What to work on => Identify each line below that contains the word "JSON", and copy it out.

Data for this exercise =>

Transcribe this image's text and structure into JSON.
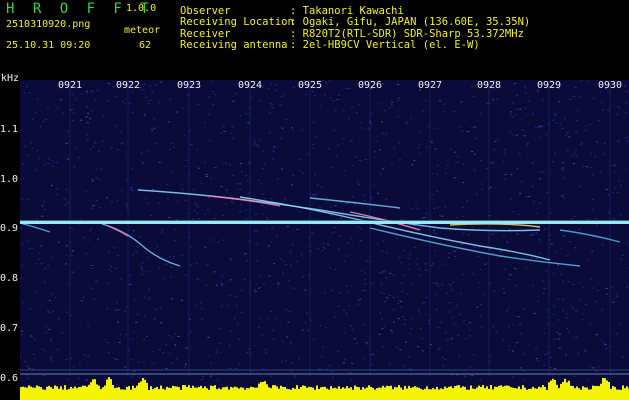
{
  "header": {
    "app_title": "H R O F F T",
    "version": "1.0.0",
    "file_name": "2510310920.png",
    "meteor_label": "meteor",
    "date_time": "25.10.31 09:20",
    "meteor_count": "62"
  },
  "info": [
    {
      "key": "Observer",
      "value": ": Takanori Kawachi"
    },
    {
      "key": "Receiving Location",
      "value": ": Ogaki, Gifu, JAPAN (136.60E, 35.35N)"
    },
    {
      "key": "Receiver",
      "value": ": R820T2(RTL-SDR) SDR-Sharp 53.372MHz"
    },
    {
      "key": "Receiving antenna",
      "value": ": 2el-HB9CV Vertical (el. E-W)"
    }
  ],
  "spectrogram": {
    "y_unit": "kHz",
    "x_ticks": [
      "0921",
      "0922",
      "0923",
      "0924",
      "0925",
      "0926",
      "0927",
      "0928",
      "0929",
      "0930"
    ],
    "y_ticks": [
      "1.1",
      "1.0",
      "0.9",
      "0.8",
      "0.7",
      "0.6"
    ],
    "colors": {
      "background": "#0b0b3a",
      "carrier": "#9be7ff",
      "bars": "#f4f400",
      "text": "#f0f0f0",
      "title": "#34d24c"
    }
  }
}
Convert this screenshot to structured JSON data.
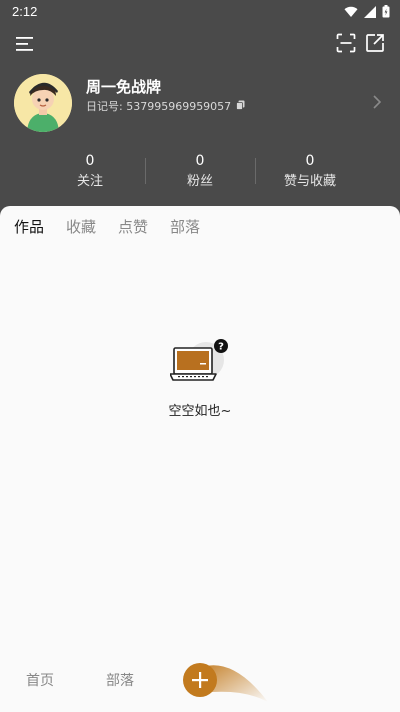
{
  "status_bar": {
    "time": "2:12"
  },
  "icons": {
    "wifi": "wifi-icon",
    "signal": "signal-icon",
    "battery": "battery-icon",
    "menu": "menu-icon",
    "scan": "scan-icon",
    "share": "share-icon",
    "copy": "copy-icon",
    "chevron": "chevron-right-icon",
    "add": "plus-icon"
  },
  "profile": {
    "name": "周一免战牌",
    "uid": "日记号: 537995969959057"
  },
  "stats": [
    {
      "value": "0",
      "label": "关注"
    },
    {
      "value": "0",
      "label": "粉丝"
    },
    {
      "value": "0",
      "label": "赞与收藏"
    }
  ],
  "tabs": [
    {
      "label": "作品"
    },
    {
      "label": "收藏"
    },
    {
      "label": "点赞"
    },
    {
      "label": "部落"
    }
  ],
  "empty_state": {
    "text": "空空如也~"
  },
  "bottom_nav": [
    {
      "label": "首页"
    },
    {
      "label": "部落"
    }
  ],
  "colors": {
    "header_bg": "#4a4a4a",
    "accent": "#c27a1e",
    "content_bg": "#fafafa"
  }
}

Answer to the problem =>
Transcribe this image's text and structure into JSON.
Convert this screenshot to structured JSON data.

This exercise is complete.